With the images removed, repeat the data below exactly.
BEGIN
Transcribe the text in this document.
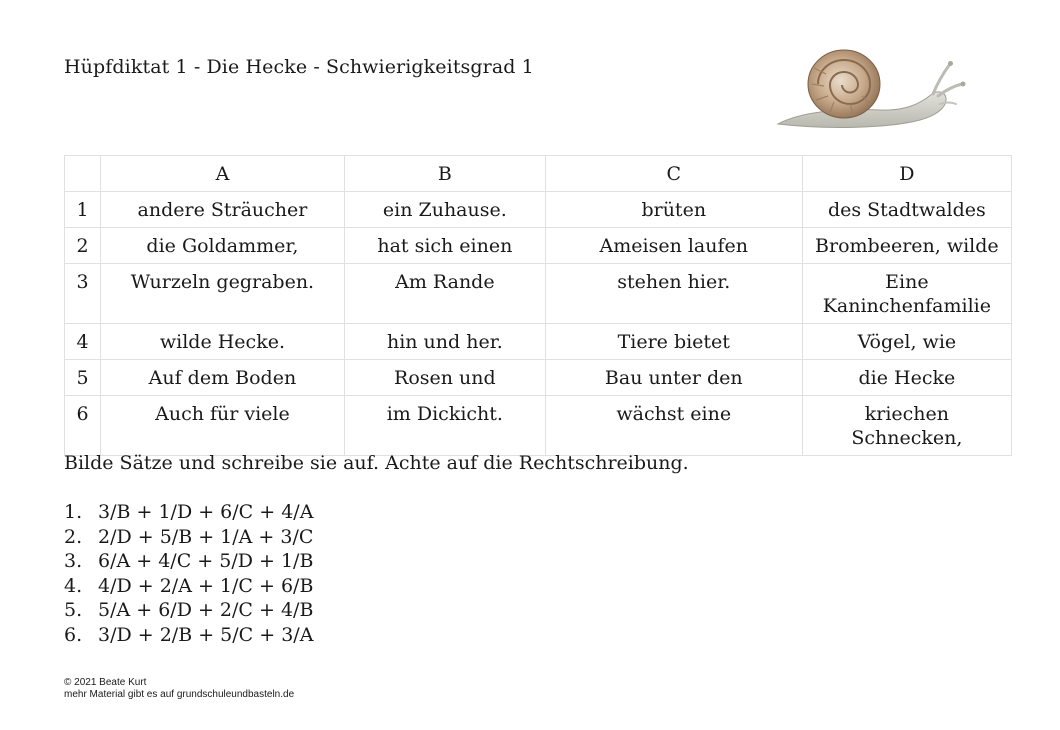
Hüpfdiktat 1 - Die Hecke - Schwierigkeitsgrad 1
	A	B	C	D
1	andere Sträucher	ein Zuhause.	brüten	des Stadtwaldes
2	die Goldammer,	hat sich einen	Ameisen laufen	Brombeeren, wilde
3	Wurzeln gegraben.	Am Rande	stehen hier.	Eine Kaninchenfamilie
4	wilde Hecke.	hin und her.	Tiere bietet	Vögel, wie
5	Auf dem Boden	Rosen und	Bau unter den	die Hecke
6	Auch für viele	im Dickicht.	wächst eine	kriechen Schnecken,
Bilde Sätze und schreibe sie auf. Achte auf die Rechtschreibung.
1. 3/B + 1/D + 6/C + 4/A
2. 2/D + 5/B + 1/A + 3/C
3. 6/A + 4/C + 5/D + 1/B
4. 4/D + 2/A + 1/C + 6/B
5. 5/A + 6/D + 2/C + 4/B
6. 3/D + 2/B + 5/C + 3/A
© 2021 Beate Kurt
mehr Material gibt es auf grundschuleundbasteln.de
END
Solved exercise:
Transcribe the text in this document.
Hüpfdiktat 1 - Die Hecke - Schwierigkeitsgrad 1
	A	B	C	D
1	andere Sträucher	ein Zuhause.	brüten	des Stadtwaldes
2	die Goldammer,	hat sich einen	Ameisen laufen	Brombeeren, wilde
3	Wurzeln gegraben.	Am Rande	stehen hier.	Eine Kaninchenfamilie
4	wilde Hecke.	hin und her.	Tiere bietet	Vögel, wie
5	Auf dem Boden	Rosen und	Bau unter den	die Hecke
6	Auch für viele	im Dickicht.	wächst eine	kriechen Schnecken,
Bilde Sätze und schreibe sie auf. Achte auf die Rechtschreibung.
1. 3/B + 1/D + 6/C + 4/A
2. 2/D + 5/B + 1/A + 3/C
3. 6/A + 4/C + 5/D + 1/B
4. 4/D + 2/A + 1/C + 6/B
5. 5/A + 6/D + 2/C + 4/B
6. 3/D + 2/B + 5/C + 3/A
© 2021 Beate Kurt
mehr Material gibt es auf grundschuleundbasteln.de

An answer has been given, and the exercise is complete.